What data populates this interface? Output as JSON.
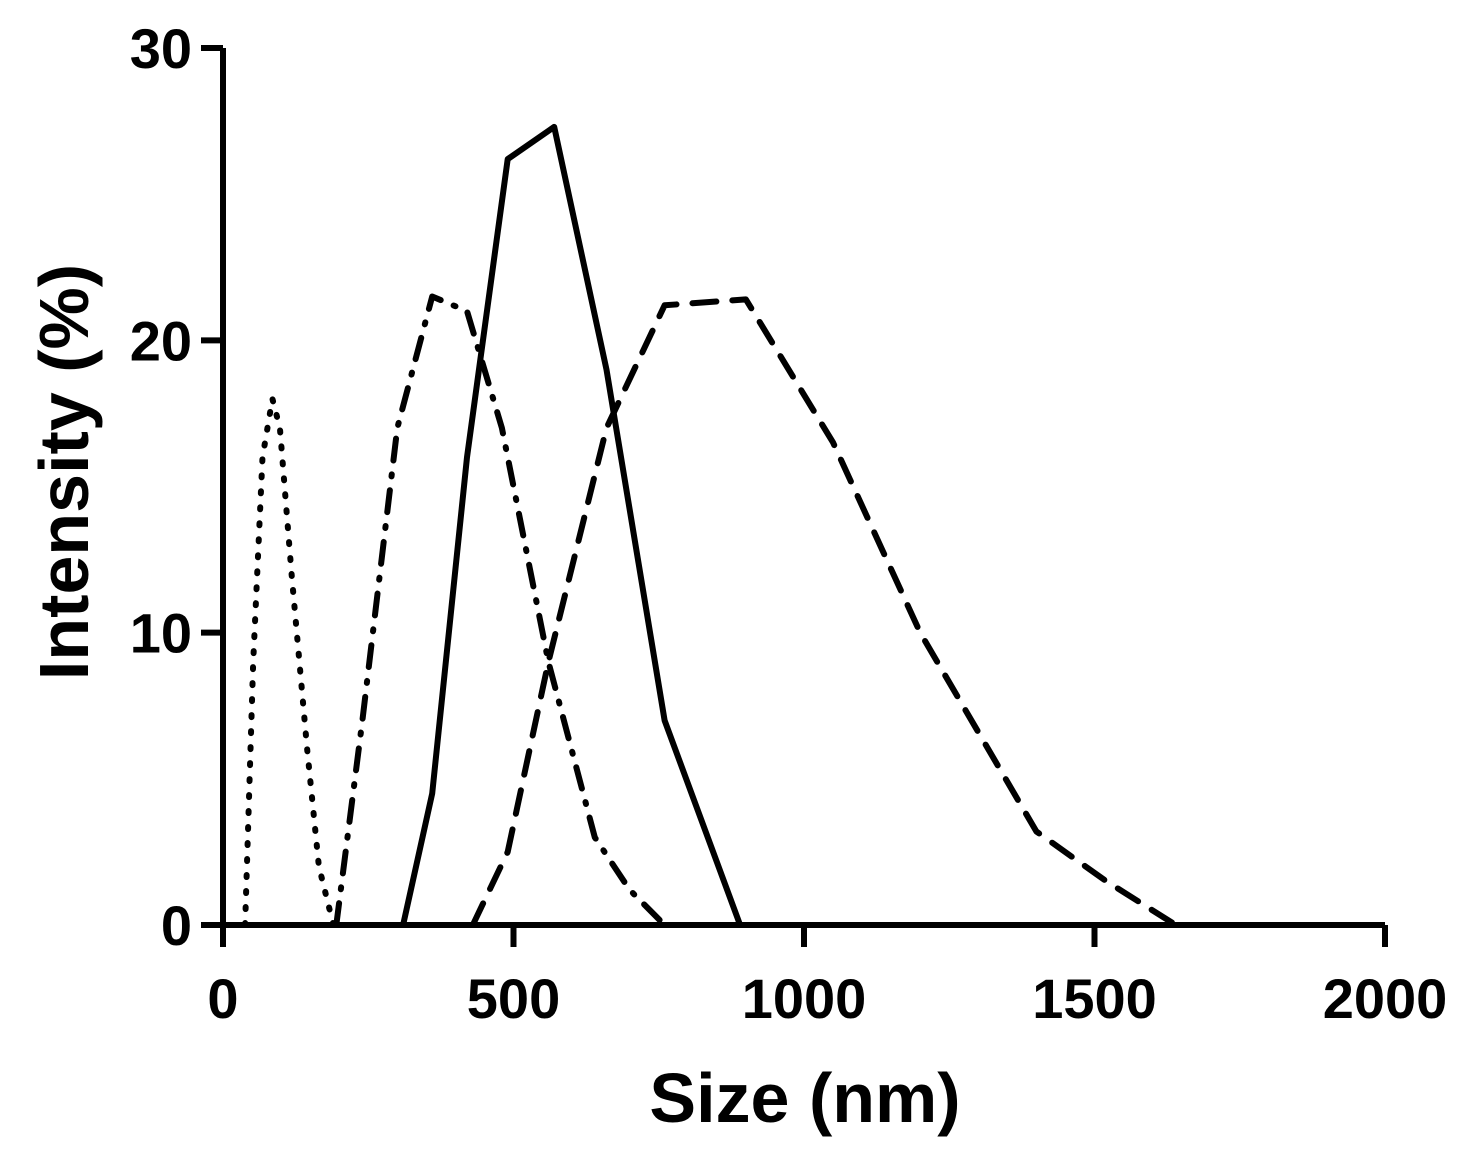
{
  "chart_data": {
    "type": "line",
    "title": "",
    "xlabel": "Size (nm)",
    "ylabel": "Intensity (%)",
    "xlim": [
      0,
      2000
    ],
    "ylim": [
      0,
      30
    ],
    "xticks": [
      0,
      500,
      1000,
      1500,
      2000
    ],
    "yticks": [
      0,
      10,
      20,
      30
    ],
    "grid": false,
    "legend": "none",
    "colors": {
      "line": "#000000",
      "axis": "#000000",
      "background": "#ffffff"
    },
    "series": [
      {
        "style": "dotted",
        "x": [
          38,
          52,
          68,
          85,
          98,
          118,
          145,
          165,
          190
        ],
        "y": [
          0,
          9,
          16,
          18,
          17,
          12,
          6,
          2,
          0
        ]
      },
      {
        "style": "dashdot",
        "x": [
          195,
          240,
          300,
          360,
          420,
          480,
          560,
          640,
          700,
          760
        ],
        "y": [
          0,
          7,
          17,
          21.5,
          21,
          17,
          9,
          3,
          1.2,
          0
        ]
      },
      {
        "style": "solid",
        "x": [
          310,
          360,
          420,
          490,
          570,
          660,
          760,
          890
        ],
        "y": [
          0,
          4.5,
          16,
          26.2,
          27.3,
          19,
          7,
          0
        ]
      },
      {
        "style": "dashed",
        "x": [
          430,
          490,
          560,
          660,
          760,
          900,
          1050,
          1200,
          1400,
          1520,
          1640
        ],
        "y": [
          0,
          2.5,
          9,
          17,
          21.2,
          21.4,
          16.5,
          10,
          3.2,
          1.5,
          0
        ]
      }
    ]
  }
}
::::
Reproduce the records, all of them, word for word; omit the pictures.

SOLUTION TO THIS EXERCISE ▸
What data populates this interface? Output as JSON.
{
  "chart_data": {
    "type": "line",
    "title": "",
    "xlabel": "Size (nm)",
    "ylabel": "Intensity (%)",
    "xlim": [
      0,
      2000
    ],
    "ylim": [
      0,
      30
    ],
    "xticks": [
      0,
      500,
      1000,
      1500,
      2000
    ],
    "yticks": [
      0,
      10,
      20,
      30
    ],
    "grid": false,
    "legend": "none",
    "colors": {
      "line": "#000000",
      "axis": "#000000",
      "background": "#ffffff"
    },
    "series": [
      {
        "style": "dotted",
        "x": [
          38,
          52,
          68,
          85,
          98,
          118,
          145,
          165,
          190
        ],
        "y": [
          0,
          9,
          16,
          18,
          17,
          12,
          6,
          2,
          0
        ]
      },
      {
        "style": "dashdot",
        "x": [
          195,
          240,
          300,
          360,
          420,
          480,
          560,
          640,
          700,
          760
        ],
        "y": [
          0,
          7,
          17,
          21.5,
          21,
          17,
          9,
          3,
          1.2,
          0
        ]
      },
      {
        "style": "solid",
        "x": [
          310,
          360,
          420,
          490,
          570,
          660,
          760,
          890
        ],
        "y": [
          0,
          4.5,
          16,
          26.2,
          27.3,
          19,
          7,
          0
        ]
      },
      {
        "style": "dashed",
        "x": [
          430,
          490,
          560,
          660,
          760,
          900,
          1050,
          1200,
          1400,
          1520,
          1640
        ],
        "y": [
          0,
          2.5,
          9,
          17,
          21.2,
          21.4,
          16.5,
          10,
          3.2,
          1.5,
          0
        ]
      }
    ]
  }
}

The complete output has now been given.